*What the task asks*:
Give back each entry unchanged, minus pictures.
··········
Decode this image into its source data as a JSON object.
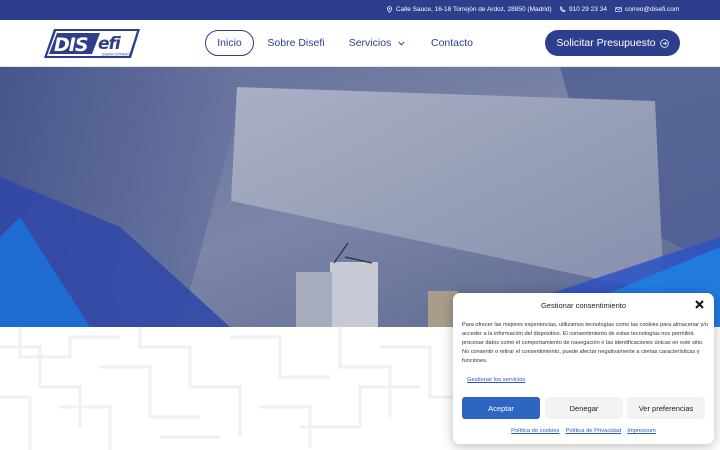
{
  "topbar": {
    "address": "Calle Sauce, 16-18 Torrejón de Ardoz, 28850 (Madrid)",
    "phone": "910 29 23 34",
    "email": "correo@disefi.com",
    "icons": [
      "location-icon",
      "phone-icon",
      "mail-icon"
    ]
  },
  "header": {
    "logo": {
      "main": "DIS",
      "accent": "efi",
      "tagline": "DISEÑO EFÍMERO"
    },
    "nav": [
      {
        "label": "Inicio",
        "active": true
      },
      {
        "label": "Sobre Disefi"
      },
      {
        "label": "Servicios",
        "has_dropdown": true
      },
      {
        "label": "Contacto"
      }
    ],
    "cta": "Solicitar Presupuesto"
  },
  "cookie": {
    "title": "Gestionar consentimiento",
    "body": "Para ofrecer las mejores experiencias, utilizamos tecnologías como las cookies para almacenar y/o acceder a la información del dispositivo. El consentimiento de estas tecnologías nos permitirá procesar datos como el comportamiento de navegación o las identificaciones únicas en este sitio. No consentir o retirar el consentimiento, puede afectar negativamente a ciertas características y funciones.",
    "manage_services": "Gestionar los servicios",
    "accept": "Aceptar",
    "deny": "Denegar",
    "preferences": "Ver preferencias",
    "links": [
      "Política de cookies",
      "Política de Privacidad",
      "Impressum"
    ]
  },
  "colors": {
    "brand": "#2d3e8c",
    "accept": "#2d66c0",
    "link": "#2d59b8"
  }
}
··········
*Solution to this problem*:
Decode this image into its source data as a JSON object.
{
  "topbar": {
    "address": "Calle Sauce, 16-18 Torrejón de Ardoz, 28850 (Madrid)",
    "phone": "910 29 23 34",
    "email": "correo@disefi.com",
    "icons": [
      "location-icon",
      "phone-icon",
      "mail-icon"
    ]
  },
  "header": {
    "logo": {
      "main": "DIS",
      "accent": "efi",
      "tagline": "DISEÑO EFÍMERO"
    },
    "nav": [
      {
        "label": "Inicio",
        "active": true
      },
      {
        "label": "Sobre Disefi"
      },
      {
        "label": "Servicios",
        "has_dropdown": true
      },
      {
        "label": "Contacto"
      }
    ],
    "cta": "Solicitar Presupuesto"
  },
  "cookie": {
    "title": "Gestionar consentimiento",
    "body": "Para ofrecer las mejores experiencias, utilizamos tecnologías como las cookies para almacenar y/o acceder a la información del dispositivo. El consentimiento de estas tecnologías nos permitirá procesar datos como el comportamiento de navegación o las identificaciones únicas en este sitio. No consentir o retirar el consentimiento, puede afectar negativamente a ciertas características y funciones.",
    "manage_services": "Gestionar los servicios",
    "accept": "Aceptar",
    "deny": "Denegar",
    "preferences": "Ver preferencias",
    "links": [
      "Política de cookies",
      "Política de Privacidad",
      "Impressum"
    ]
  },
  "colors": {
    "brand": "#2d3e8c",
    "accept": "#2d66c0",
    "link": "#2d59b8"
  }
}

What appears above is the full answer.